> _Exercise aim_
Transcribe the full listing, keeping every word as it stands.

> _Excerpted records_
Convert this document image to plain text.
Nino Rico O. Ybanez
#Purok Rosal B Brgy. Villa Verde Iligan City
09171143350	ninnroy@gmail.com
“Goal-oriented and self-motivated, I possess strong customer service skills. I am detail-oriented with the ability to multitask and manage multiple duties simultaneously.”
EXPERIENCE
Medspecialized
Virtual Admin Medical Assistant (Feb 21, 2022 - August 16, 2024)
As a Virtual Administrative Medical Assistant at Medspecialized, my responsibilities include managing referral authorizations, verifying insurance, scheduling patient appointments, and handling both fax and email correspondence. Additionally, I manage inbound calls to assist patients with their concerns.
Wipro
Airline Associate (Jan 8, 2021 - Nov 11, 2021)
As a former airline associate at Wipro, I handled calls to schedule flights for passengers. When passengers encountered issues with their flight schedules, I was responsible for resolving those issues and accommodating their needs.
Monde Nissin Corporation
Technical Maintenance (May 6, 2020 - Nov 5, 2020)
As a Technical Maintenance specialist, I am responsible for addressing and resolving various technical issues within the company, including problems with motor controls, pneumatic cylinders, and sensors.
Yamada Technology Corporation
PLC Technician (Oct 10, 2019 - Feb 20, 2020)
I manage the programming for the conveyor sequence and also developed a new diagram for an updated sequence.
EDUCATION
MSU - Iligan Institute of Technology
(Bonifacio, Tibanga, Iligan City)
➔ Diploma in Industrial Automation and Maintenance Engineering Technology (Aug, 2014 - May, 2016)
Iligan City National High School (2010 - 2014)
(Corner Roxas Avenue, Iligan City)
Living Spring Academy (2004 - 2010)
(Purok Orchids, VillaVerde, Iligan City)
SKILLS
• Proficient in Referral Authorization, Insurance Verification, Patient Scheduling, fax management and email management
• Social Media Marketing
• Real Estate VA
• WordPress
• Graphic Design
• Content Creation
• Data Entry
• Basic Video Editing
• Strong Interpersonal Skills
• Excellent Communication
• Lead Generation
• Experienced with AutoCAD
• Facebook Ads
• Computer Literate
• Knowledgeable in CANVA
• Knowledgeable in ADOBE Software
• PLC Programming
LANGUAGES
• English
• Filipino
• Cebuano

> _Problem solution_
Convert this document image to plain text.
Nino Rico O. Ybanez
#Purok Rosal B Brgy. Villa Verde Iligan City
09171143350	ninnroy@gmail.com
“Goal-oriented and self-motivated, I possess strong customer service skills. I am detail-oriented with the ability to multitask and manage multiple duties simultaneously.”
EXPERIENCE
Medspecialized
Virtual Admin Medical Assistant (Feb 21, 2022 - August 16, 2024)
As a Virtual Administrative Medical Assistant at Medspecialized, my responsibilities include managing referral authorizations, verifying insurance, scheduling patient appointments, and handling both fax and email correspondence. Additionally, I manage inbound calls to assist patients with their concerns.
Wipro
Airline Associate (Jan 8, 2021 - Nov 11, 2021)
As a former airline associate at Wipro, I handled calls to schedule flights for passengers. When passengers encountered issues with their flight schedules, I was responsible for resolving those issues and accommodating their needs.
Monde Nissin Corporation
Technical Maintenance (May 6, 2020 - Nov 5, 2020)
As a Technical Maintenance specialist, I am responsible for addressing and resolving various technical issues within the company, including problems with motor controls, pneumatic cylinders, and sensors.
Yamada Technology Corporation
PLC Technician (Oct 10, 2019 - Feb 20, 2020)
I manage the programming for the conveyor sequence and also developed a new diagram for an updated sequence.
EDUCATION
MSU - Iligan Institute of Technology
(Bonifacio, Tibanga, Iligan City)
➔ Diploma in Industrial Automation and Maintenance Engineering Technology (Aug, 2014 - May, 2016)
Iligan City National High School (2010 - 2014)
(Corner Roxas Avenue, Iligan City)
Living Spring Academy (2004 - 2010)
(Purok Orchids, VillaVerde, Iligan City)
SKILLS
• Proficient in Referral Authorization, Insurance Verification, Patient Scheduling, fax management and email management
• Social Media Marketing
• Real Estate VA
• WordPress
• Graphic Design
• Content Creation
• Data Entry
• Basic Video Editing
• Strong Interpersonal Skills
• Excellent Communication
• Lead Generation
• Experienced with AutoCAD
• Facebook Ads
• Computer Literate
• Knowledgeable in CANVA
• Knowledgeable in ADOBE Software
• PLC Programming
LANGUAGES
• English
• Filipino
• Cebuano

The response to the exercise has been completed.